Stated task ▸
What is the number of lines in the data holding the word "result"? Give that number by itself.
--- Start Input data ---
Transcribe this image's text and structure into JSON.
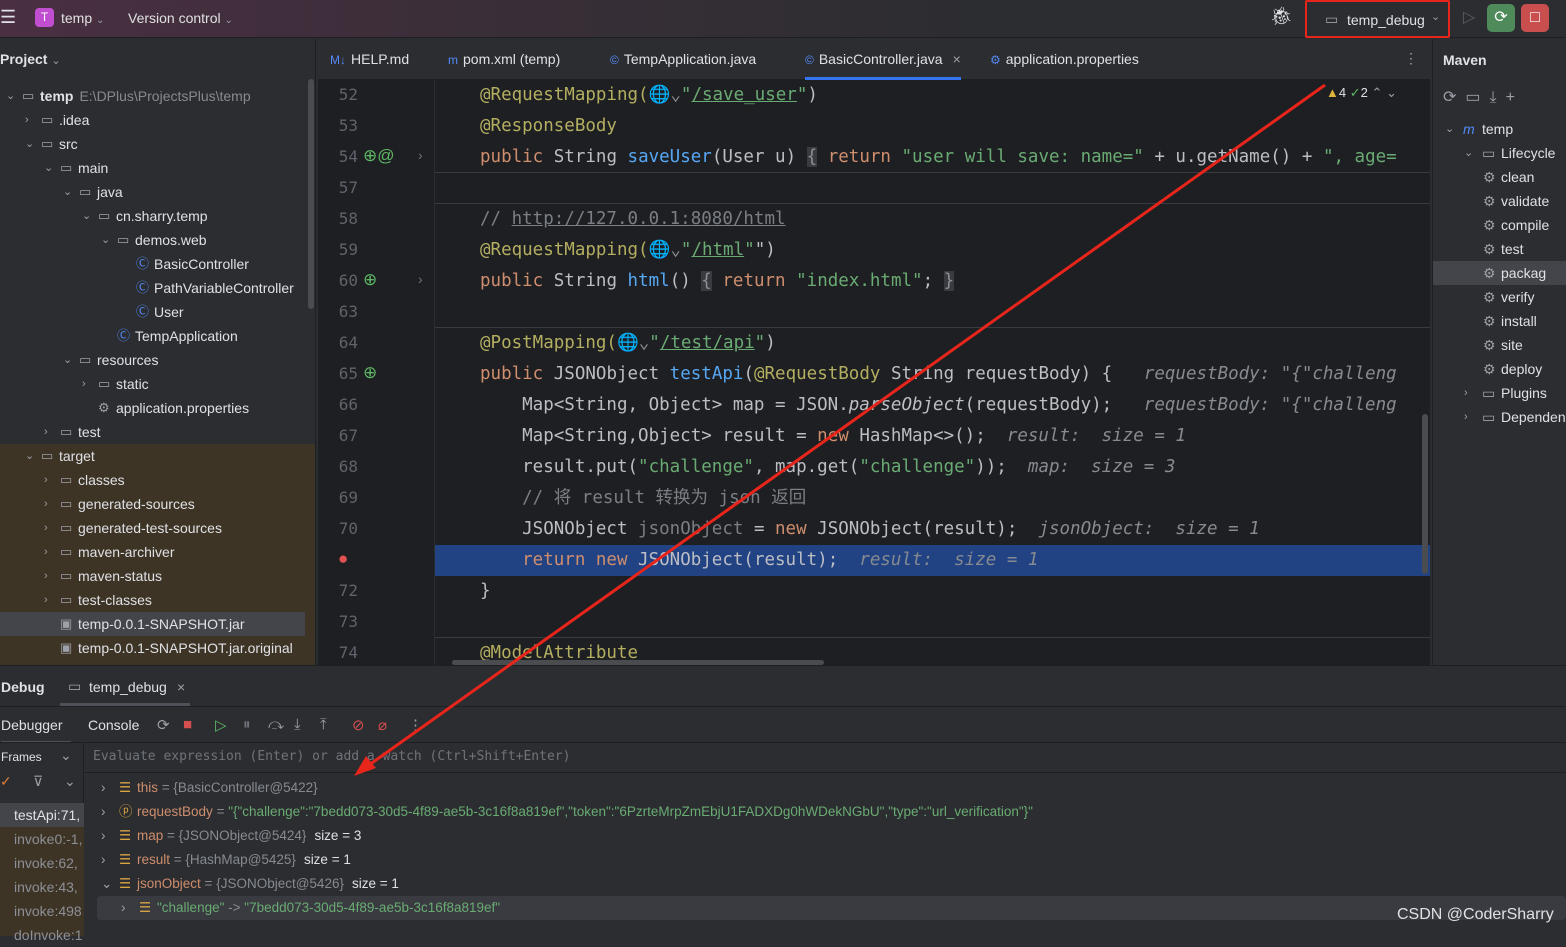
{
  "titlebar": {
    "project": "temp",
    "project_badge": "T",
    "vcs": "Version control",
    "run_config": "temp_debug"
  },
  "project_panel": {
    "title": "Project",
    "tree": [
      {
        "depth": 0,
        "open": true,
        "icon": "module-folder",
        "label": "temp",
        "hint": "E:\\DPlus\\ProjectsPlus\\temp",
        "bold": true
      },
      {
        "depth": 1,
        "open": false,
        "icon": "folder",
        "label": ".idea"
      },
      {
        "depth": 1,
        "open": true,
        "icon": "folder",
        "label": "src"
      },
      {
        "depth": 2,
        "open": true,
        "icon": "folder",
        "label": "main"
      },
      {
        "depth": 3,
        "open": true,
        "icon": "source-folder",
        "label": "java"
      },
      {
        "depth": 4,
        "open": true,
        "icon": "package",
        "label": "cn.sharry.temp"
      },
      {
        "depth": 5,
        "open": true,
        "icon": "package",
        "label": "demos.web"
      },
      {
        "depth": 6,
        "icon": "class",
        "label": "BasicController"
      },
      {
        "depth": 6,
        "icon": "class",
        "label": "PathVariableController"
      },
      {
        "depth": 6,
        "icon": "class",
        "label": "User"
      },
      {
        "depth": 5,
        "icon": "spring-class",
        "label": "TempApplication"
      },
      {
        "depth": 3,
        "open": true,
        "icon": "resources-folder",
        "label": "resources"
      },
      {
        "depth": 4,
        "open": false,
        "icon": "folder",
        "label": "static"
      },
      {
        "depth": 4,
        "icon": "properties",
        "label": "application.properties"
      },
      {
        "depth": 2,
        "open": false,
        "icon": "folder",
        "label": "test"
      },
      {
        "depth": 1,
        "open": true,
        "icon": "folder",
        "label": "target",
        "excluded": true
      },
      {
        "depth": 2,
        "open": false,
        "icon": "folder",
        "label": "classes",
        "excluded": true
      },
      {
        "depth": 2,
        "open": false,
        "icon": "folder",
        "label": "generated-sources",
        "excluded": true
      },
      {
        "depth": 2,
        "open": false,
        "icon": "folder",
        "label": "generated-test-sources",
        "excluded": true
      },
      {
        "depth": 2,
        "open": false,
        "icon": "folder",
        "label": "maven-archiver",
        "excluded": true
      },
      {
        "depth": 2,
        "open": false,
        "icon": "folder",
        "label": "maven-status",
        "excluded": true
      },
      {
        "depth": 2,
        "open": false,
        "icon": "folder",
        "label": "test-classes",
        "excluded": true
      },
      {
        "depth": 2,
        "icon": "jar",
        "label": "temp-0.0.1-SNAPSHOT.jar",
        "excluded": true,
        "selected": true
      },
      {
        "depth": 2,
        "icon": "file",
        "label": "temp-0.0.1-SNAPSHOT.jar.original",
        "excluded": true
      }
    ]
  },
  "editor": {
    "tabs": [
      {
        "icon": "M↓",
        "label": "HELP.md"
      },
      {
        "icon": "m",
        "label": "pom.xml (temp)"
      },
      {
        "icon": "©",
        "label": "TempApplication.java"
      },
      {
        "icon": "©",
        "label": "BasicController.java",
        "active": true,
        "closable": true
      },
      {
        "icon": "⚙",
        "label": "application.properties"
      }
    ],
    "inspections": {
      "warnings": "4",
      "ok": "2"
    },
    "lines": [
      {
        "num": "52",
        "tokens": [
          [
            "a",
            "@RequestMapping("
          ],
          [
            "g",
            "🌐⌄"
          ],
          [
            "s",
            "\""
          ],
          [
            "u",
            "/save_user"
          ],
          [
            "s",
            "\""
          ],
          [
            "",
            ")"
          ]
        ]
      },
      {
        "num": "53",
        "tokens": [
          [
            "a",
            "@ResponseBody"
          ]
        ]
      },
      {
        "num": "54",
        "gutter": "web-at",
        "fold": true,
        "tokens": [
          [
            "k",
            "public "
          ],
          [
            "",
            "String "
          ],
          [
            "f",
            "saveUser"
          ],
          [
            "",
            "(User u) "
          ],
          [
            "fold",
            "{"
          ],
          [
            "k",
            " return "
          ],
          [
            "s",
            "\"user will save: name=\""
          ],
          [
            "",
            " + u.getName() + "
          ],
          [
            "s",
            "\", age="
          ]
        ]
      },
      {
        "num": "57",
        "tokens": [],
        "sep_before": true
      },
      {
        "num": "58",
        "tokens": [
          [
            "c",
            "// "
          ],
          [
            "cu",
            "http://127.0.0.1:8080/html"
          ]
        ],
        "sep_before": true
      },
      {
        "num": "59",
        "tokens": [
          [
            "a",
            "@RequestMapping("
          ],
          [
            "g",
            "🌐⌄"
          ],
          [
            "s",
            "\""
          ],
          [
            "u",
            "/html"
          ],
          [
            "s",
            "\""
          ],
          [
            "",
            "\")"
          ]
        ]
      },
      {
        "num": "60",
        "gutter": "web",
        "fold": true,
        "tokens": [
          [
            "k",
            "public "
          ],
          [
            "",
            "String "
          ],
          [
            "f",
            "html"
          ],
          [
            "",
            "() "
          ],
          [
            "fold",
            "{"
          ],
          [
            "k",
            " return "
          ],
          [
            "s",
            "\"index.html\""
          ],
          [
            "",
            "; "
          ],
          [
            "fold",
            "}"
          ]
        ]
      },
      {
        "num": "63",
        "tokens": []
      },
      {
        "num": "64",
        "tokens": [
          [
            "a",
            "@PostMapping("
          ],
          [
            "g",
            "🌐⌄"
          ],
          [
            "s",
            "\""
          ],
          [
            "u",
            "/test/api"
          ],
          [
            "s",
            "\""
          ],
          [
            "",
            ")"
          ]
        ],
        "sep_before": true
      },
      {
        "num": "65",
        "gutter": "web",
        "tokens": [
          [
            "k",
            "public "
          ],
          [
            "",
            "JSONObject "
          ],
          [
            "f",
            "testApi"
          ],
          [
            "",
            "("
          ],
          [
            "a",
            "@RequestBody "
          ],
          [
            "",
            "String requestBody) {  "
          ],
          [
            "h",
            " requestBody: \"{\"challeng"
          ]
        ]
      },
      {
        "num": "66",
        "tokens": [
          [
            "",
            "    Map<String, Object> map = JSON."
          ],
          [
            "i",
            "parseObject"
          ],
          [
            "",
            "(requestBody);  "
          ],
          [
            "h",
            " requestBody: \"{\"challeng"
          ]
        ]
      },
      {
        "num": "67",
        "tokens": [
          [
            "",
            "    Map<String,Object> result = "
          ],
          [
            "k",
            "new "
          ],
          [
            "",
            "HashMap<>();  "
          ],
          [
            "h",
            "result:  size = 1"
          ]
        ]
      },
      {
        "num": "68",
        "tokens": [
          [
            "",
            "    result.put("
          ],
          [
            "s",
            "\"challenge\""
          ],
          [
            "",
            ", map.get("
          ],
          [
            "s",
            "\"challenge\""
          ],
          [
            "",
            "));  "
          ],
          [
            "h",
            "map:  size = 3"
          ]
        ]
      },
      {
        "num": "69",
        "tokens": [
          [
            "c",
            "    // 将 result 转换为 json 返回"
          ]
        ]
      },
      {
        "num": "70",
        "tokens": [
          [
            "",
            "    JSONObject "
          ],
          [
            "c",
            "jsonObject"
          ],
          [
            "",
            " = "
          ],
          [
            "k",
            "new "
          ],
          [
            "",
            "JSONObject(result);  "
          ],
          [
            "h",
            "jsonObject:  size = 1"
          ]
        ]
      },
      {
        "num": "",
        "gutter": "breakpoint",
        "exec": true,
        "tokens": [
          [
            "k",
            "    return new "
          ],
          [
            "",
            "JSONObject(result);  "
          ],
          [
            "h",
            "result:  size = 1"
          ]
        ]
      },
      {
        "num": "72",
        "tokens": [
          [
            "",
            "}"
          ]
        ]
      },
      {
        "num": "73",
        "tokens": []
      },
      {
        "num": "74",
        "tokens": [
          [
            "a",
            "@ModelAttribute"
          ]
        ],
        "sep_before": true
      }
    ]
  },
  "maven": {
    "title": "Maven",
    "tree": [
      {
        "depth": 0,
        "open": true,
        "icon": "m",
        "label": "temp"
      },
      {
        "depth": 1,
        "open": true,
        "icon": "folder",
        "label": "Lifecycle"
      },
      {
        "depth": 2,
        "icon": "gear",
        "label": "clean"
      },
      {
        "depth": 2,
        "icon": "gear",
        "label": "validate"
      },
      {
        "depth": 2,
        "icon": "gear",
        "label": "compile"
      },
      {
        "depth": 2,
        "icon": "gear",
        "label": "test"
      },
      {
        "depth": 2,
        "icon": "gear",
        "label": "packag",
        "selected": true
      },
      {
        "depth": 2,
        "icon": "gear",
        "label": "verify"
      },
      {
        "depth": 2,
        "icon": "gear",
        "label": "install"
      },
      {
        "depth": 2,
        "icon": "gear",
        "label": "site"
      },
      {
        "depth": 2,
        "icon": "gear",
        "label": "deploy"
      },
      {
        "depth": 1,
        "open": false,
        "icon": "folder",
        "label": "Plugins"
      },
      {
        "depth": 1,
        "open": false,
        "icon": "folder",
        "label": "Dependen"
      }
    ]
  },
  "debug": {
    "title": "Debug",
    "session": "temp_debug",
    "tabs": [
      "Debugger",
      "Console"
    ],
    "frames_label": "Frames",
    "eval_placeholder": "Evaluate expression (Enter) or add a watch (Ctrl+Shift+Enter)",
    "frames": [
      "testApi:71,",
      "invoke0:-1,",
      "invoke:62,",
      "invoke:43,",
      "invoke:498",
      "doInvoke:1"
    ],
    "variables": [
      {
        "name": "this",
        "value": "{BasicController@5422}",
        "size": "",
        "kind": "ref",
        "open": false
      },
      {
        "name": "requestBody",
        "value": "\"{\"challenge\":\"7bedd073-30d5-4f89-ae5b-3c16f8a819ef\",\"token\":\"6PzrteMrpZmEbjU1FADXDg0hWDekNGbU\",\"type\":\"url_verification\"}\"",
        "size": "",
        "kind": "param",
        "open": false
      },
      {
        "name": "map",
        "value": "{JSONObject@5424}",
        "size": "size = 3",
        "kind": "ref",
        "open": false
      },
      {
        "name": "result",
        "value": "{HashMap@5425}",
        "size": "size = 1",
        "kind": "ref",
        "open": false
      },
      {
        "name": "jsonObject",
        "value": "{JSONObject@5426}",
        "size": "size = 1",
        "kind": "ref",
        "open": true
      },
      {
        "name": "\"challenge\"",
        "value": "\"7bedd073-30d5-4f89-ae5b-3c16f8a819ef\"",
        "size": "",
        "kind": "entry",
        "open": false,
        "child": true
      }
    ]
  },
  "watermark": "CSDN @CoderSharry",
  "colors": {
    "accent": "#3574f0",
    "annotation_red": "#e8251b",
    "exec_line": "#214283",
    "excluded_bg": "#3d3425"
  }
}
--- End Input data ---
Task answer ▸
8